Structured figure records
-- Begin --

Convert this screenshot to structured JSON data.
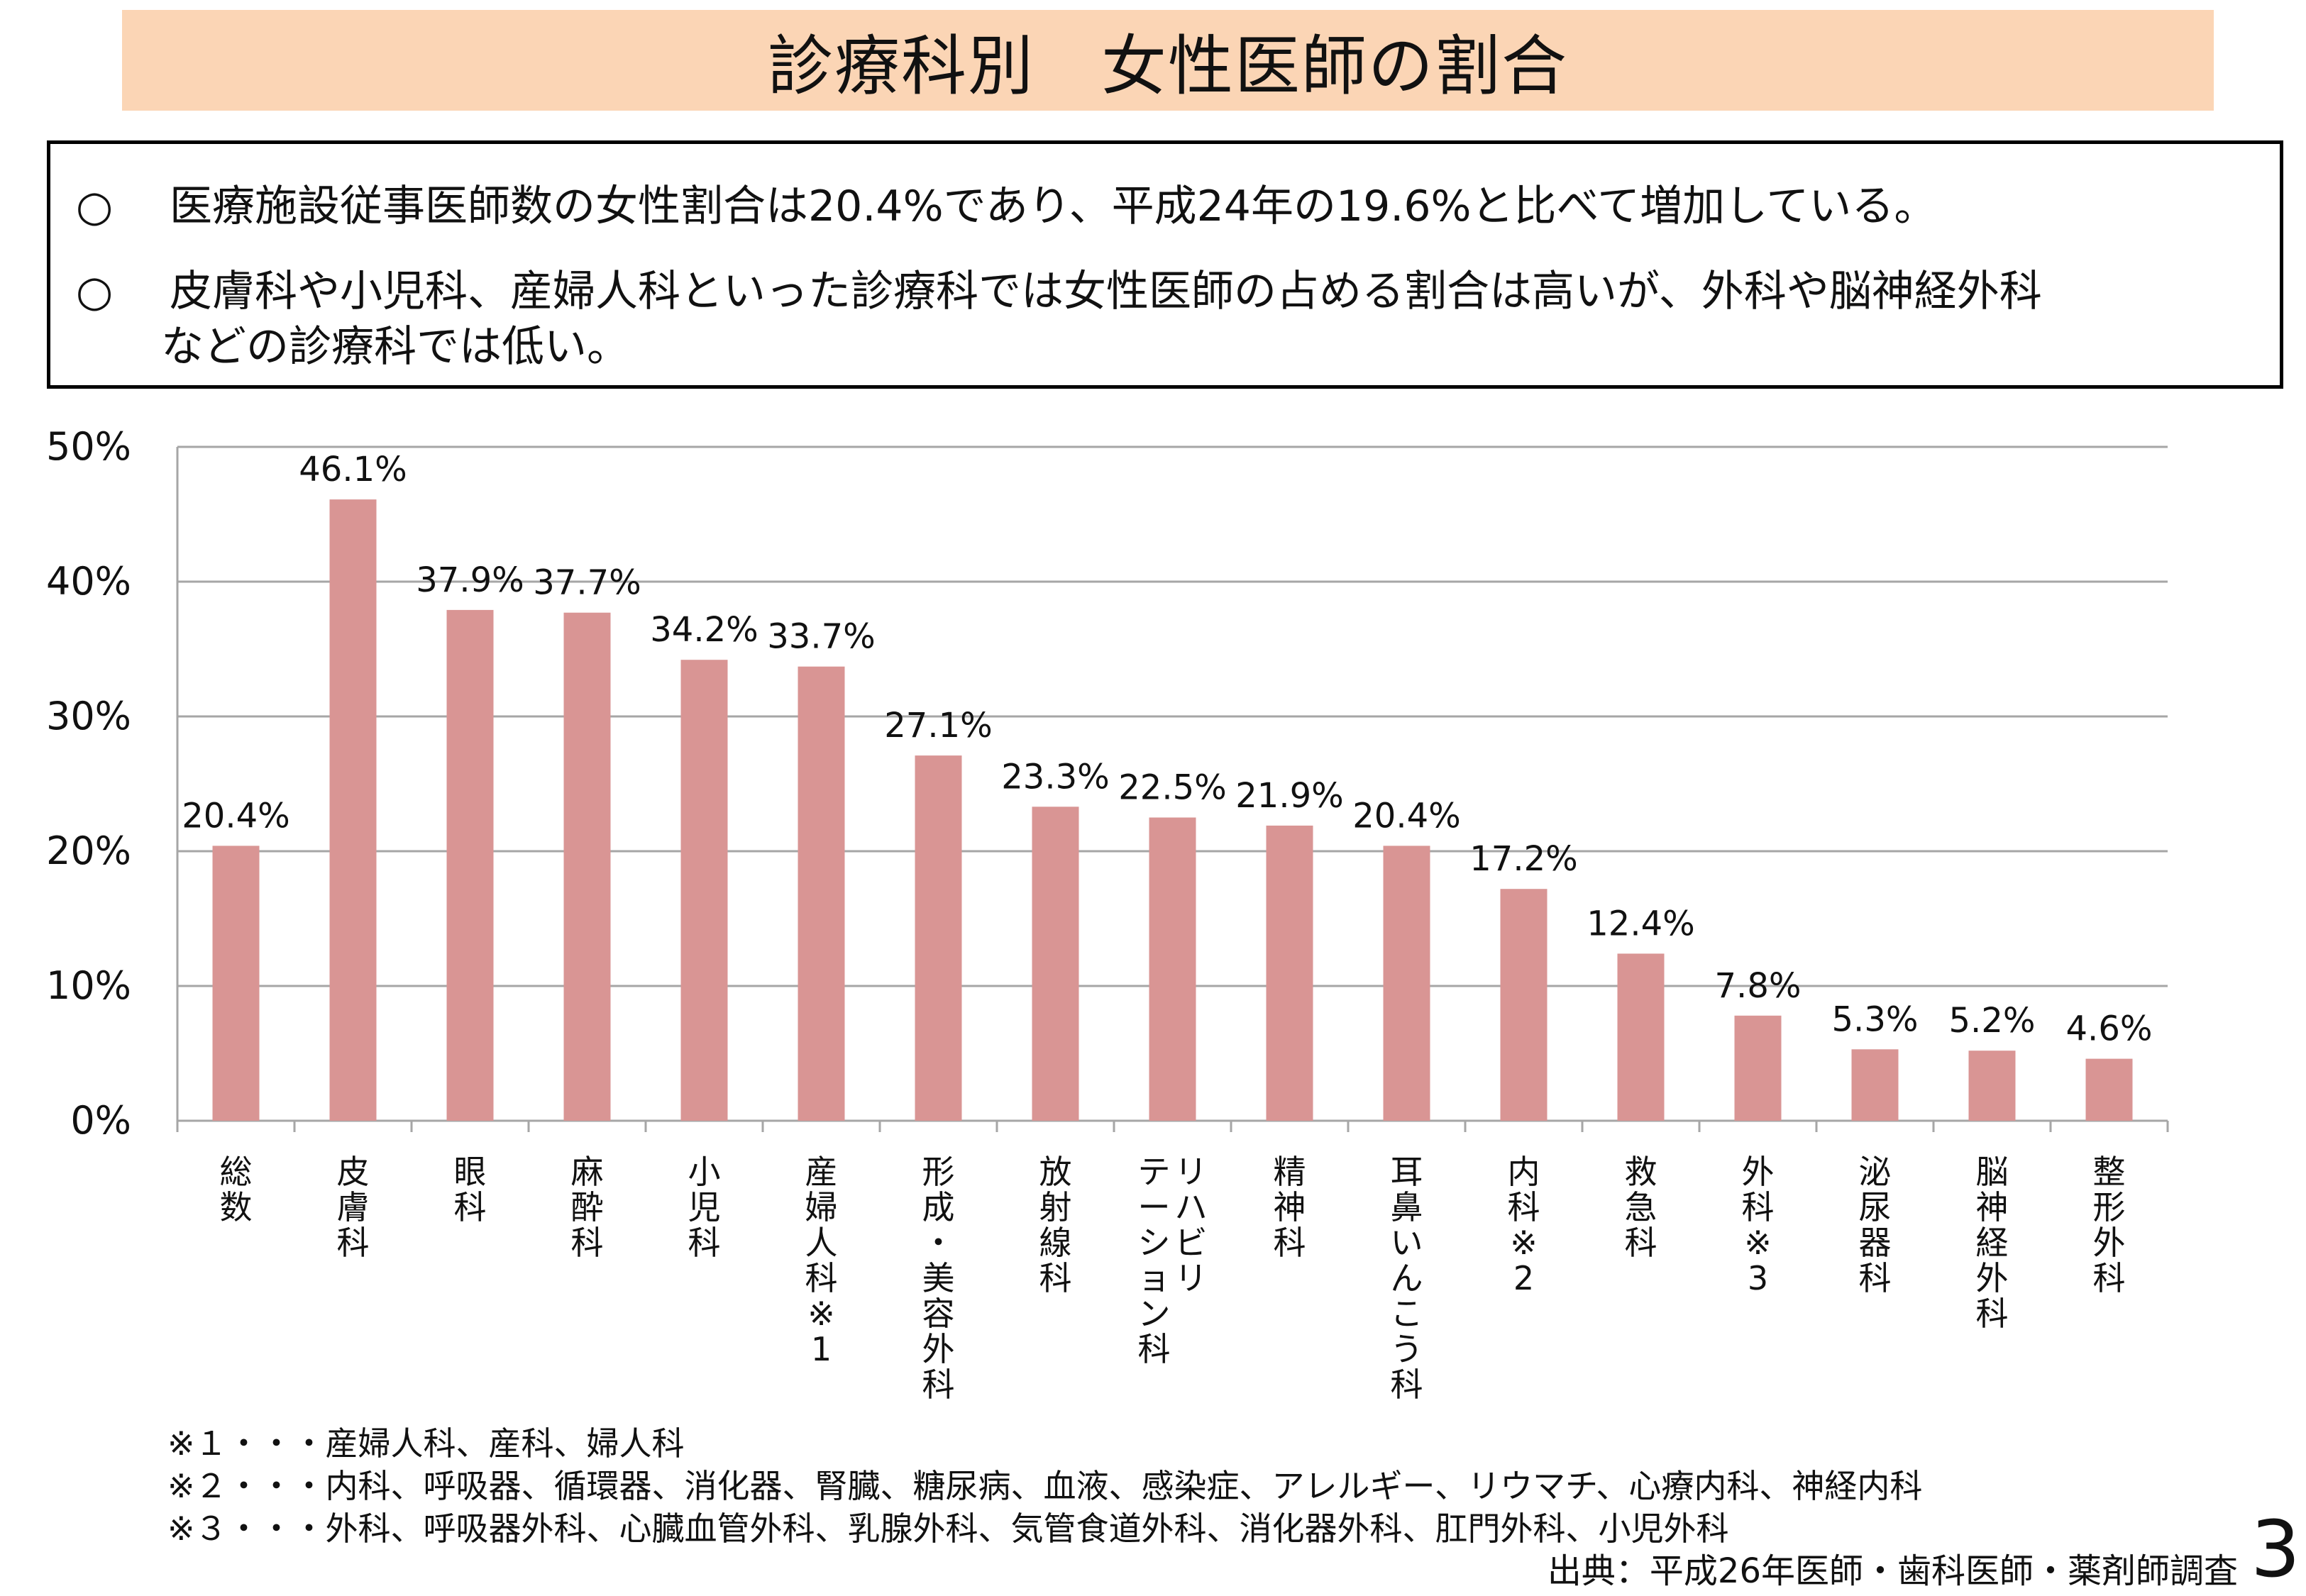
{
  "title": "診療科別　女性医師の割合",
  "summary": {
    "bullet_symbol": "○",
    "items": [
      {
        "text": "医療施設従事医師数の女性割合は20.4%であり、平成24年の19.6%と比べて増加している。"
      },
      {
        "text": "皮膚科や小児科、産婦人科といった診療科では女性医師の占める割合は高いが、外科や脳神経外科",
        "continuation": "などの診療科では低い。"
      }
    ]
  },
  "chart_data": {
    "type": "bar",
    "categories": [
      "総数",
      "皮膚科",
      "眼科",
      "麻酔科",
      "小児科",
      "産婦人科※1",
      "形成・美容外科",
      "放射線科",
      "リハビリテーション科",
      "精神科",
      "耳鼻いんこう科",
      "内科※2",
      "救急科",
      "外科※3",
      "泌尿器科",
      "脳神経外科",
      "整形外科"
    ],
    "category_label_columns": [
      [
        [
          "総",
          "数"
        ]
      ],
      [
        [
          "皮",
          "膚",
          "科"
        ]
      ],
      [
        [
          "眼",
          "科"
        ]
      ],
      [
        [
          "麻",
          "酔",
          "科"
        ]
      ],
      [
        [
          "小",
          "児",
          "科"
        ]
      ],
      [
        [
          "産",
          "婦",
          "人",
          "科",
          "※",
          "1"
        ]
      ],
      [
        [
          "形",
          "成",
          "・",
          "美",
          "容",
          "外",
          "科"
        ]
      ],
      [
        [
          "放",
          "射",
          "線",
          "科"
        ]
      ],
      [
        [
          "リ",
          "ハ",
          "ビ",
          "リ"
        ],
        [
          "テ",
          "ー",
          "シ",
          "ョ",
          "ン",
          "科"
        ]
      ],
      [
        [
          "精",
          "神",
          "科"
        ]
      ],
      [
        [
          "耳",
          "鼻",
          "い",
          "ん",
          "こ",
          "う",
          "科"
        ]
      ],
      [
        [
          "内",
          "科",
          "※",
          "2"
        ]
      ],
      [
        [
          "救",
          "急",
          "科"
        ]
      ],
      [
        [
          "外",
          "科",
          "※",
          "3"
        ]
      ],
      [
        [
          "泌",
          "尿",
          "器",
          "科"
        ]
      ],
      [
        [
          "脳",
          "神",
          "経",
          "外",
          "科"
        ]
      ],
      [
        [
          "整",
          "形",
          "外",
          "科"
        ]
      ]
    ],
    "values": [
      20.4,
      46.1,
      37.9,
      37.7,
      34.2,
      33.7,
      27.1,
      23.3,
      22.5,
      21.9,
      20.4,
      17.2,
      12.4,
      7.8,
      5.3,
      5.2,
      4.6
    ],
    "data_labels": [
      "20.4%",
      "46.1%",
      "37.9%",
      "37.7%",
      "34.2%",
      "33.7%",
      "27.1%",
      "23.3%",
      "22.5%",
      "21.9%",
      "20.4%",
      "17.2%",
      "12.4%",
      "7.8%",
      "5.3%",
      "5.2%",
      "4.6%"
    ],
    "y_ticks": [
      "0%",
      "10%",
      "20%",
      "30%",
      "40%",
      "50%"
    ],
    "ylim": [
      0,
      50
    ],
    "grid": true,
    "bar_color": "#d99594",
    "grid_color": "#a6a6a6"
  },
  "notes": [
    "※１・・・産婦人科、産科、婦人科",
    "※２・・・内科、呼吸器、循環器、消化器、腎臓、糖尿病、血液、感染症、アレルギー、リウマチ、心療内科、神経内科",
    "※３・・・外科、呼吸器外科、心臓血管外科、乳腺外科、気管食道外科、消化器外科、肛門外科、小児外科"
  ],
  "source": "出典：平成26年医師・歯科医師・薬剤師調査",
  "page_number": "3"
}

-- End --

Problem to work on: Scan the material line by line and report each one that contains "text".

Finished answer:
        "text": "医療施設従事医師数の女性割合は20.4%であり、平成24年の19.6%と比べて増加している。"
        "text": "皮膚科や小児科、産婦人科といった診療科では女性医師の占める割合は高いが、外科や脳神経外科",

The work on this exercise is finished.